---------- Provided records ----------

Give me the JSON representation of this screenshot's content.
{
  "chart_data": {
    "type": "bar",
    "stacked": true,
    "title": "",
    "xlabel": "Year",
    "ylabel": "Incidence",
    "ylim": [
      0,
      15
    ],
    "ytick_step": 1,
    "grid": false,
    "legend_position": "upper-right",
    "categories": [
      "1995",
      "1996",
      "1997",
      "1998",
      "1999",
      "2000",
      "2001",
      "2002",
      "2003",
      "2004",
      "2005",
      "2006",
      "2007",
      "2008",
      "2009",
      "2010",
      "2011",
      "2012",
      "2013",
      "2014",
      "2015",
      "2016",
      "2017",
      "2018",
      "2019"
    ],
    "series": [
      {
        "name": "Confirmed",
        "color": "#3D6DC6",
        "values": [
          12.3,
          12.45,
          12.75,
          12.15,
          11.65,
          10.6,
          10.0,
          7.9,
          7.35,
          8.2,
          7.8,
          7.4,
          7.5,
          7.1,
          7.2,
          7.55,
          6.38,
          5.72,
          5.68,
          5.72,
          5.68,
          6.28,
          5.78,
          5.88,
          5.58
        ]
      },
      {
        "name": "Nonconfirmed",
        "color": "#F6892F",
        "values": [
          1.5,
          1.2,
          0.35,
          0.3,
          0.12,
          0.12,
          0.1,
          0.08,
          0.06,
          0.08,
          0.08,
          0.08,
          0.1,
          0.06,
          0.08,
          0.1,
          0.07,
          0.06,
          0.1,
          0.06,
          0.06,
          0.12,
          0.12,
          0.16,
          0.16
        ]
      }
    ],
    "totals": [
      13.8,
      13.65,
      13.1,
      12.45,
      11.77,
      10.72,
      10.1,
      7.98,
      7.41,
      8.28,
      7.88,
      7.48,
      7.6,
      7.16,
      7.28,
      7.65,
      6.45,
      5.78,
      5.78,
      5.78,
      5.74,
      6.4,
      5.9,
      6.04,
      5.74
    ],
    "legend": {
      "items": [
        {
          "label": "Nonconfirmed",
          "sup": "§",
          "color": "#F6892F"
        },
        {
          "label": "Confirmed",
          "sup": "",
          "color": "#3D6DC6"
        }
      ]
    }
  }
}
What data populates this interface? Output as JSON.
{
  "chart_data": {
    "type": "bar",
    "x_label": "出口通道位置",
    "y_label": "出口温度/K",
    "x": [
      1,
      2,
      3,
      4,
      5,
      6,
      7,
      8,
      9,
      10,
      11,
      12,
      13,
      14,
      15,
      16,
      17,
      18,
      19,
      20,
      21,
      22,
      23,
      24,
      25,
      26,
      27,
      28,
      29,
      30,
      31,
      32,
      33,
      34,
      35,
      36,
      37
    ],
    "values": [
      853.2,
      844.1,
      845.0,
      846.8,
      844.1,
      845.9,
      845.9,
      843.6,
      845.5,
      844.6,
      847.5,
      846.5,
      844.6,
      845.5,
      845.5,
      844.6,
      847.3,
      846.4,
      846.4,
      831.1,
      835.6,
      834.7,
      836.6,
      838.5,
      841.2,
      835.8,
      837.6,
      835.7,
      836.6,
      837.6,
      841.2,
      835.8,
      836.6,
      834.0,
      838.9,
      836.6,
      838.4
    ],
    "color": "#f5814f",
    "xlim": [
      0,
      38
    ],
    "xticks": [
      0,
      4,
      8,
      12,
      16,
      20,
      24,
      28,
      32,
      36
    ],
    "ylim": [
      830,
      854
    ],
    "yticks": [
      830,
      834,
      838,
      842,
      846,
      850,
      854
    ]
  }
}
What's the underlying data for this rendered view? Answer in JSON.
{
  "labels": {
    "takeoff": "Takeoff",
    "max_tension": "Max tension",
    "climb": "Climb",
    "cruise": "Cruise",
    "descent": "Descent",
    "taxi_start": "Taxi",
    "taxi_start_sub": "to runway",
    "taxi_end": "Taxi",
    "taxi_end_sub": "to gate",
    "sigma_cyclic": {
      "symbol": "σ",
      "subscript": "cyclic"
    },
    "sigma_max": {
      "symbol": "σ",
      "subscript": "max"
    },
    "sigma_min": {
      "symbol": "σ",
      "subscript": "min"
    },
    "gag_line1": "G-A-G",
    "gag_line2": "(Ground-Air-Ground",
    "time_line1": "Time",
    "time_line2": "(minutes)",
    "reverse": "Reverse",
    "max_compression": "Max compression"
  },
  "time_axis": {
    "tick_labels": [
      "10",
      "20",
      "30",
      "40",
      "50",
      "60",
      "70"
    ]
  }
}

----------

▸ The problem
Copy out each line exactly as written.

▸ Solved problem
Give me the JSON representation of this screenshot's content.
{
  "chart_data": {
    "type": "bar",
    "stacked": true,
    "title": "",
    "xlabel": "Year",
    "ylabel": "Incidence",
    "ylim": [
      0,
      15
    ],
    "ytick_step": 1,
    "grid": false,
    "legend_position": "upper-right",
    "categories": [
      "1995",
      "1996",
      "1997",
      "1998",
      "1999",
      "2000",
      "2001",
      "2002",
      "2003",
      "2004",
      "2005",
      "2006",
      "2007",
      "2008",
      "2009",
      "2010",
      "2011",
      "2012",
      "2013",
      "2014",
      "2015",
      "2016",
      "2017",
      "2018",
      "2019"
    ],
    "series": [
      {
        "name": "Confirmed",
        "color": "#3D6DC6",
        "values": [
          12.3,
          12.45,
          12.75,
          12.15,
          11.65,
          10.6,
          10.0,
          7.9,
          7.35,
          8.2,
          7.8,
          7.4,
          7.5,
          7.1,
          7.2,
          7.55,
          6.38,
          5.72,
          5.68,
          5.72,
          5.68,
          6.28,
          5.78,
          5.88,
          5.58
        ]
      },
      {
        "name": "Nonconfirmed",
        "color": "#F6892F",
        "values": [
          1.5,
          1.2,
          0.35,
          0.3,
          0.12,
          0.12,
          0.1,
          0.08,
          0.06,
          0.08,
          0.08,
          0.08,
          0.1,
          0.06,
          0.08,
          0.1,
          0.07,
          0.06,
          0.1,
          0.06,
          0.06,
          0.12,
          0.12,
          0.16,
          0.16
        ]
      }
    ],
    "totals": [
      13.8,
      13.65,
      13.1,
      12.45,
      11.77,
      10.72,
      10.1,
      7.98,
      7.41,
      8.28,
      7.88,
      7.48,
      7.6,
      7.16,
      7.28,
      7.65,
      6.45,
      5.78,
      5.78,
      5.78,
      5.74,
      6.4,
      5.9,
      6.04,
      5.74
    ],
    "legend": {
      "items": [
        {
          "label": "Nonconfirmed",
          "sup": "§",
          "color": "#F6892F"
        },
        {
          "label": "Confirmed",
          "sup": "",
          "color": "#3D6DC6"
        }
      ]
    }
  }
}
What data populates this interface? Output as JSON.
{
  "chart_data": {
    "type": "bar",
    "x_label": "出口通道位置",
    "y_label": "出口温度/K",
    "x": [
      1,
      2,
      3,
      4,
      5,
      6,
      7,
      8,
      9,
      10,
      11,
      12,
      13,
      14,
      15,
      16,
      17,
      18,
      19,
      20,
      21,
      22,
      23,
      24,
      25,
      26,
      27,
      28,
      29,
      30,
      31,
      32,
      33,
      34,
      35,
      36,
      37
    ],
    "values": [
      853.2,
      844.1,
      845.0,
      846.8,
      844.1,
      845.9,
      845.9,
      843.6,
      845.5,
      844.6,
      847.5,
      846.5,
      844.6,
      845.5,
      845.5,
      844.6,
      847.3,
      846.4,
      846.4,
      831.1,
      835.6,
      834.7,
      836.6,
      838.5,
      841.2,
      835.8,
      837.6,
      835.7,
      836.6,
      837.6,
      841.2,
      835.8,
      836.6,
      834.0,
      838.9,
      836.6,
      838.4
    ],
    "color": "#f5814f",
    "xlim": [
      0,
      38
    ],
    "xticks": [
      0,
      4,
      8,
      12,
      16,
      20,
      24,
      28,
      32,
      36
    ],
    "ylim": [
      830,
      854
    ],
    "yticks": [
      830,
      834,
      838,
      842,
      846,
      850,
      854
    ]
  }
}
What's the underlying data for this rendered view? Answer in JSON.
{
  "labels": {
    "takeoff": "Takeoff",
    "max_tension": "Max tension",
    "climb": "Climb",
    "cruise": "Cruise",
    "descent": "Descent",
    "taxi_start": "Taxi",
    "taxi_start_sub": "to runway",
    "taxi_end": "Taxi",
    "taxi_end_sub": "to gate",
    "sigma_cyclic": {
      "symbol": "σ",
      "subscript": "cyclic"
    },
    "sigma_max": {
      "symbol": "σ",
      "subscript": "max"
    },
    "sigma_min": {
      "symbol": "σ",
      "subscript": "min"
    },
    "gag_line1": "G-A-G",
    "gag_line2": "(Ground-Air-Ground",
    "time_line1": "Time",
    "time_line2": "(minutes)",
    "reverse": "Reverse",
    "max_compression": "Max compression"
  },
  "time_axis": {
    "tick_labels": [
      "10",
      "20",
      "30",
      "40",
      "50",
      "60",
      "70"
    ]
  }
}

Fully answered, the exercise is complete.